WHAT THE EXERCISE ASKS.
In the entries below, count each line holding the word "Выбор". Answer with the total alone.

==== DATA FOR THIS EXERCISE

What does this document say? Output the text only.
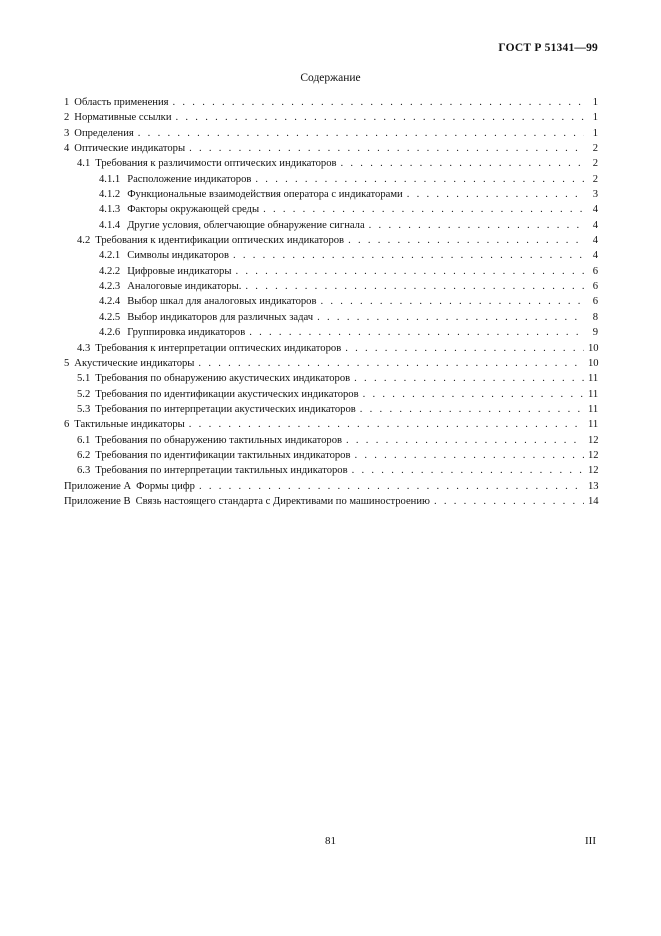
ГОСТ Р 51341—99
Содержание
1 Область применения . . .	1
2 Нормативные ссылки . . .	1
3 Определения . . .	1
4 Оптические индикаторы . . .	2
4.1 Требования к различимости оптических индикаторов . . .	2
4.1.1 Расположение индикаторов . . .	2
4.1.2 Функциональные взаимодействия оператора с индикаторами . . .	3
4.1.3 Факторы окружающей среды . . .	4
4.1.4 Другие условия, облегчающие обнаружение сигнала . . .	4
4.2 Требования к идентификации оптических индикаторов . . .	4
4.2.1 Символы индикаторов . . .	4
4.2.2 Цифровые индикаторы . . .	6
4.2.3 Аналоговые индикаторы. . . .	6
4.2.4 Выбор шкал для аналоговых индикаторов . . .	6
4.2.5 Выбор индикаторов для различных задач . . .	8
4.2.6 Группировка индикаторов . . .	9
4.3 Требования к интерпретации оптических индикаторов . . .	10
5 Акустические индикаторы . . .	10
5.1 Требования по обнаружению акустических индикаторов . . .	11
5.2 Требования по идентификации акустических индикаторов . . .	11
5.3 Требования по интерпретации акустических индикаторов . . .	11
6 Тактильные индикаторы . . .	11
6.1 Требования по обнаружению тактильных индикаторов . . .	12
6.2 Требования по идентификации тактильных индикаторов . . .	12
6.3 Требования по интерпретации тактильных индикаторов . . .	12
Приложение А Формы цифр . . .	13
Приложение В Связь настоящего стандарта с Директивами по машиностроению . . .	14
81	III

========
==== DATA FOR THIS EXERCISE

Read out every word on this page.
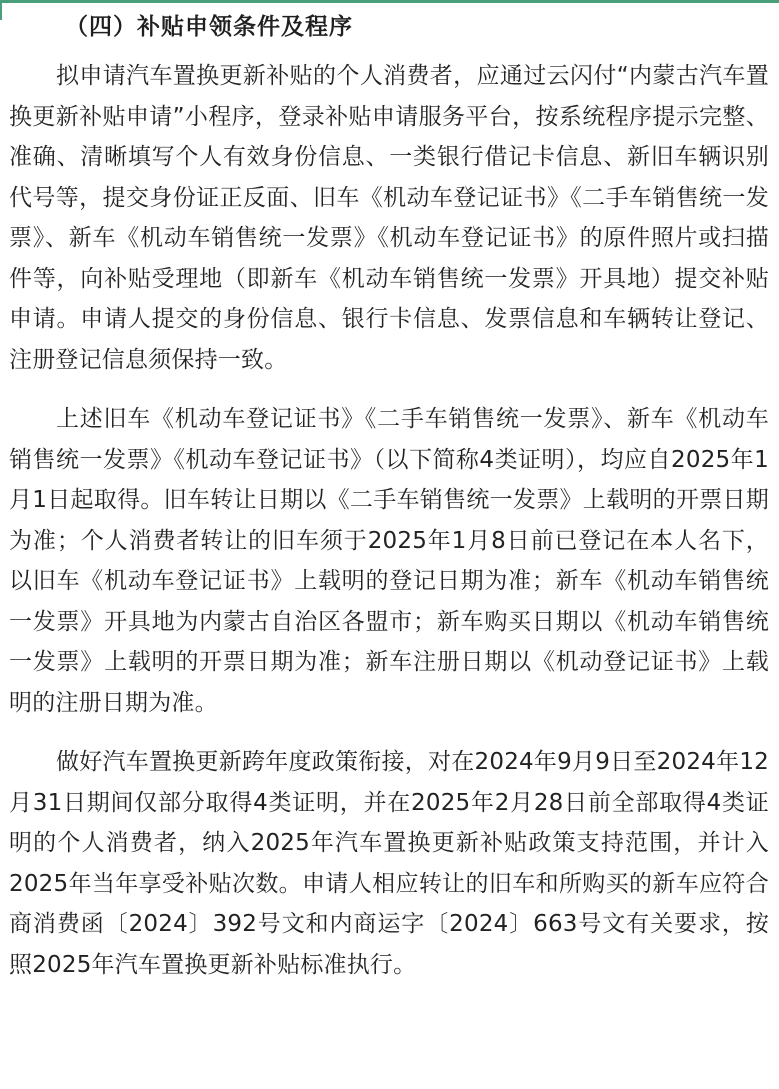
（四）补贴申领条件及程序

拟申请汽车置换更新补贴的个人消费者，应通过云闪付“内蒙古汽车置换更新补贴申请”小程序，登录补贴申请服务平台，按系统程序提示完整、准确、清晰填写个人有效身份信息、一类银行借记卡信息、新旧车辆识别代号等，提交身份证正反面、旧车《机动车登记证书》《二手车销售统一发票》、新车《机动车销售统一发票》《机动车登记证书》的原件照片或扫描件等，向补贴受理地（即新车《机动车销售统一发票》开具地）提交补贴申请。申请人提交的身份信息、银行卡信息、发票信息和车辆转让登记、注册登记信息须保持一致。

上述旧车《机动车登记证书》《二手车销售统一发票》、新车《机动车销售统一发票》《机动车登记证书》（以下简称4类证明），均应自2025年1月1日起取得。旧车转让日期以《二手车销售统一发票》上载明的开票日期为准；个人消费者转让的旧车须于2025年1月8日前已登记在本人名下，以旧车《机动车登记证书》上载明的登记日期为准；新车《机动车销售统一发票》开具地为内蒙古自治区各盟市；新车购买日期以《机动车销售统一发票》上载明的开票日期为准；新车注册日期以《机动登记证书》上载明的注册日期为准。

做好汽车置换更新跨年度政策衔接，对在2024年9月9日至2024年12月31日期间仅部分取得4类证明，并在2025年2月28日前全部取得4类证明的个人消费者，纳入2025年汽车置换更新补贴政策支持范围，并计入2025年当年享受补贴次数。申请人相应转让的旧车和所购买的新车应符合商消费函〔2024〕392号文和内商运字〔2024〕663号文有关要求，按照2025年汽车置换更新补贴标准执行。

========

CORRECT RESPONSE.
2